[start INPUT FOR THIS TASK]
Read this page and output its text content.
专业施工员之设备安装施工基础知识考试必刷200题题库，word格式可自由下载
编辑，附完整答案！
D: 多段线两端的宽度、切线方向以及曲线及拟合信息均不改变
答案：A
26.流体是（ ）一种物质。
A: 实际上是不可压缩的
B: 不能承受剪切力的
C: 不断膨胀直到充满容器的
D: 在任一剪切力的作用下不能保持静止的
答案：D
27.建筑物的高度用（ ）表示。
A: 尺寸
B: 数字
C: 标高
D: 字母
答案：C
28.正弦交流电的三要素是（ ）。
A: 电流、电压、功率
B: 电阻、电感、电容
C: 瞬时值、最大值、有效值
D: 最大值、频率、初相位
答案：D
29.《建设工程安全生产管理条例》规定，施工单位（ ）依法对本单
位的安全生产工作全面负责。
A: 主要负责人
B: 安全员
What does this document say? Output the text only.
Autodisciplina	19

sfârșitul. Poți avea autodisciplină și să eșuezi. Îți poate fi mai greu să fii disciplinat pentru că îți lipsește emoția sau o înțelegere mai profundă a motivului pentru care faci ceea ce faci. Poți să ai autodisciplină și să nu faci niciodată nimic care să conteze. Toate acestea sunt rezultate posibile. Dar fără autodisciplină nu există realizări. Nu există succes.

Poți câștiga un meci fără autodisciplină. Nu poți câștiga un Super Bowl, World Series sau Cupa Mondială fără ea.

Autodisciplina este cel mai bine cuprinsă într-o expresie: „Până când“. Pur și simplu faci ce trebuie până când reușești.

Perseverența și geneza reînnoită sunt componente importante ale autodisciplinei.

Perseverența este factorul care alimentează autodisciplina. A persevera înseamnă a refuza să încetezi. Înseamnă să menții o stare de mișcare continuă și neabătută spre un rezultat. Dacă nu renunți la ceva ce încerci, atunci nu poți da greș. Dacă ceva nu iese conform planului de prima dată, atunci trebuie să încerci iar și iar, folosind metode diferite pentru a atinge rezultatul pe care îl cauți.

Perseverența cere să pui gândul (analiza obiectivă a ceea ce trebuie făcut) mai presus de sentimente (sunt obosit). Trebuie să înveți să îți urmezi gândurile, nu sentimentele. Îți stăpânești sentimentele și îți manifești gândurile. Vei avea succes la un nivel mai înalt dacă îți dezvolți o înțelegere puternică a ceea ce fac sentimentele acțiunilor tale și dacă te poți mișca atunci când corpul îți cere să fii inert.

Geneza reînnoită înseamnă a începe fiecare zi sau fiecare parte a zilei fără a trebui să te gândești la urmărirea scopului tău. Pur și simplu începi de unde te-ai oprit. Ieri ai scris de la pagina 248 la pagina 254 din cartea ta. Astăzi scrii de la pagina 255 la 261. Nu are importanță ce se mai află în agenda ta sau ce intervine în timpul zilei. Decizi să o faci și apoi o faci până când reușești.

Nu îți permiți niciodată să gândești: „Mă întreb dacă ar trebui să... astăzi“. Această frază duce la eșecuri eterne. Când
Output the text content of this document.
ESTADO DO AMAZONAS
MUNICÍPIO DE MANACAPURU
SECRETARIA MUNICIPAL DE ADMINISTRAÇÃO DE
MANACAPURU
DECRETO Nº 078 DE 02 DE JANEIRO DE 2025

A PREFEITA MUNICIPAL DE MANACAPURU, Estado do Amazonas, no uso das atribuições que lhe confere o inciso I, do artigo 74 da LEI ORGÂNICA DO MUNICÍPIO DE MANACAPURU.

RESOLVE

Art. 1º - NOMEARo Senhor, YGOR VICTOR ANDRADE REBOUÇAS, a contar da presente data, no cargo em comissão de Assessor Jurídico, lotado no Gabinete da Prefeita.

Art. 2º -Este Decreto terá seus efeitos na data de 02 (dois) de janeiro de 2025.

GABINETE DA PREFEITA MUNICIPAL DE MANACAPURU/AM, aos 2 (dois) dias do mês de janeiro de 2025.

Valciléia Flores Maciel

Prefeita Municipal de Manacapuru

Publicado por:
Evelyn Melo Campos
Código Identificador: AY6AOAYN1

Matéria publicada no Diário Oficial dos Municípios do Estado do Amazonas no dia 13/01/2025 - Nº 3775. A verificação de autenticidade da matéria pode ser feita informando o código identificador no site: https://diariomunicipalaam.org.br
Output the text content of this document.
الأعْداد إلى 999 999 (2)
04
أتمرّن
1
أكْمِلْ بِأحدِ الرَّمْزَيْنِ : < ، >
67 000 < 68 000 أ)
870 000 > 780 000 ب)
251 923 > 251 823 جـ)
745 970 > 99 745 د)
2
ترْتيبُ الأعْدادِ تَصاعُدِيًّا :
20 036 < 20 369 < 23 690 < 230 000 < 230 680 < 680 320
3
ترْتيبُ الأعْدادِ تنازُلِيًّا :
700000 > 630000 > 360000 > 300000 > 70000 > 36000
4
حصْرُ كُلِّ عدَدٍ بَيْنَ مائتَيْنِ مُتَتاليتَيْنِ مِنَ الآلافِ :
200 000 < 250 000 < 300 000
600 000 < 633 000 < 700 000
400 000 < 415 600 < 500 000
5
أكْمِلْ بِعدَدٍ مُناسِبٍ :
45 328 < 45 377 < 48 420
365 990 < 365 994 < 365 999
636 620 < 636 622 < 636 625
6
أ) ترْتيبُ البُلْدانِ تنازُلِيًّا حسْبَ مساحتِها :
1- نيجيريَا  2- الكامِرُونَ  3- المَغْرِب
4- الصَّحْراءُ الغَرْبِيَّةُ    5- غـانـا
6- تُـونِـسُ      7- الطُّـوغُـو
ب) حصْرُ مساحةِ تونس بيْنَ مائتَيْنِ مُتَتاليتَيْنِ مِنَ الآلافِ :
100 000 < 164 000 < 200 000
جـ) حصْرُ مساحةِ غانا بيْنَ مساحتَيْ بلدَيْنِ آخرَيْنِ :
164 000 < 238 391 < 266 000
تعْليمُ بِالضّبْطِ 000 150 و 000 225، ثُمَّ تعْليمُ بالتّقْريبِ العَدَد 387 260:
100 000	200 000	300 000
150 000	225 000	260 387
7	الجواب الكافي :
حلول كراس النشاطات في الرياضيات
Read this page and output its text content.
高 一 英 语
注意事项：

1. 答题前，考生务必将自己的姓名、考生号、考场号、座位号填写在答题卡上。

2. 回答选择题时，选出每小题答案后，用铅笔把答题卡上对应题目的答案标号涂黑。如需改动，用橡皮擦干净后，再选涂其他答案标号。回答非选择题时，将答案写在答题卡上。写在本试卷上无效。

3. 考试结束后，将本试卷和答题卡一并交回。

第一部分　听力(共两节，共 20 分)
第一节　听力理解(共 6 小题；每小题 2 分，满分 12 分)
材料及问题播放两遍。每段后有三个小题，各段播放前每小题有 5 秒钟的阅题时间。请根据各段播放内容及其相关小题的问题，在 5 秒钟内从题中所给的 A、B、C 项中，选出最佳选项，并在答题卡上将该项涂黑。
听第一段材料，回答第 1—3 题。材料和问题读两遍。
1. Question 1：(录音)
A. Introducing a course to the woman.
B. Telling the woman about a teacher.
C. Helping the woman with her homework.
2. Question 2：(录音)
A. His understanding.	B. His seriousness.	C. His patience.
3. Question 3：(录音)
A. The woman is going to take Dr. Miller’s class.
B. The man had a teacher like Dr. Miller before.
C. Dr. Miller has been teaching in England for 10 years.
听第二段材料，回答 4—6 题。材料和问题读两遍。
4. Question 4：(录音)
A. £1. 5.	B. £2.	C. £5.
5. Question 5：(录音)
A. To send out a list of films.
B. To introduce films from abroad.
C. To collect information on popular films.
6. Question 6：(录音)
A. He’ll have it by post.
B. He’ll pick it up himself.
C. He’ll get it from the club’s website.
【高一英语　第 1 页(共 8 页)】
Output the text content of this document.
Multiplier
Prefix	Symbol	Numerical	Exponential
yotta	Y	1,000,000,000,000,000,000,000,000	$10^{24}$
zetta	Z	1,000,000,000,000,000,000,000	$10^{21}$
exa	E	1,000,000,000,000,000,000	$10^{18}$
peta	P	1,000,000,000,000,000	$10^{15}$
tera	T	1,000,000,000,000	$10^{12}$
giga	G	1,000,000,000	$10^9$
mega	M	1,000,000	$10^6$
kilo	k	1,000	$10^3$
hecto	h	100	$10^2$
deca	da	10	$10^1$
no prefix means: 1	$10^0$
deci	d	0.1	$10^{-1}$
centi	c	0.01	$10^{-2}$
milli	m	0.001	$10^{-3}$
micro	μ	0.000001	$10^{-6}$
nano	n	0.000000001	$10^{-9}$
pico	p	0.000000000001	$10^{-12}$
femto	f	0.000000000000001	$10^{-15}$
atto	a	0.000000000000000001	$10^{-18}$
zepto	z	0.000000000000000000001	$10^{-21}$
[end INPUT FOR THIS TASK]
Find the lines above holding the word "simplu" and show them.

:: SOLUTION BELOW ::
Autodisciplina este cel mai bine cuprinsă într-o expresie: „Până când“. Pur și simplu faci ce trebuie până când reușești.
Geneza reînnoită înseamnă a începe fiecare zi sau fiecare parte a zilei fără a trebui să te gândești la urmărirea scopului tău. Pur și simplu începi de unde te-ai oprit. Ieri ai scris de la pagina 248 la pagina 254 din cartea ta. Astăzi scrii de la pagina 255 la 261. Nu are importanță ce se mai află în agenda ta sau ce intervine în timpul zilei. Decizi să o faci și apoi o faci până când reușești.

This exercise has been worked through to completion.